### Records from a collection

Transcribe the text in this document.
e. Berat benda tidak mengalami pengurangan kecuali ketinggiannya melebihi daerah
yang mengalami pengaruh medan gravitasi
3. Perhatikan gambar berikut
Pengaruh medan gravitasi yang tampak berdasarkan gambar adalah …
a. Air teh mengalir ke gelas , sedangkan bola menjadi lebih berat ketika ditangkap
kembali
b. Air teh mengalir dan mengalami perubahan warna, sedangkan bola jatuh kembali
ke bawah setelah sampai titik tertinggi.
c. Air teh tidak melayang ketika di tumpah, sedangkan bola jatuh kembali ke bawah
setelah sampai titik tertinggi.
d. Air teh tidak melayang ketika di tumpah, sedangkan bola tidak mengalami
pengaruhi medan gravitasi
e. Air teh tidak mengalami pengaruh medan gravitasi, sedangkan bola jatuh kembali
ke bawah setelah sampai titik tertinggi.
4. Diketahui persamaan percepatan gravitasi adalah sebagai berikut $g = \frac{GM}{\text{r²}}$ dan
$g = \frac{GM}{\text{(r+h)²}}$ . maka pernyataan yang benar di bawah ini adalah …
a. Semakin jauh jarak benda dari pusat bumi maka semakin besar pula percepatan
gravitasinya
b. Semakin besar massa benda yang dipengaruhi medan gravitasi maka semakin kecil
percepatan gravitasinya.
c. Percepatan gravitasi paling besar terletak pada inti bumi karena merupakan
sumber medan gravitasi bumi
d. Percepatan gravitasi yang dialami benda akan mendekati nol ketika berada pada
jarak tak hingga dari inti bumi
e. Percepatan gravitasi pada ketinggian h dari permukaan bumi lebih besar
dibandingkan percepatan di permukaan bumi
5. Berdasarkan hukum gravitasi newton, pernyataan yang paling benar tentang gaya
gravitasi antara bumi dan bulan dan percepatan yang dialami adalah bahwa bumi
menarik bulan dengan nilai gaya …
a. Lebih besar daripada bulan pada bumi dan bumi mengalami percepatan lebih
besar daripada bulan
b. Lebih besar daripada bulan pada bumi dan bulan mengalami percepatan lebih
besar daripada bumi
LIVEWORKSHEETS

### Directions
Extract from the material all lines containing the string "Semakin".

### Answer
a. Semakin jauh jarak benda dari pusat bumi maka semakin besar pula percepatan
b. Semakin besar massa benda yang dipengaruhi medan gravitasi maka semakin kecil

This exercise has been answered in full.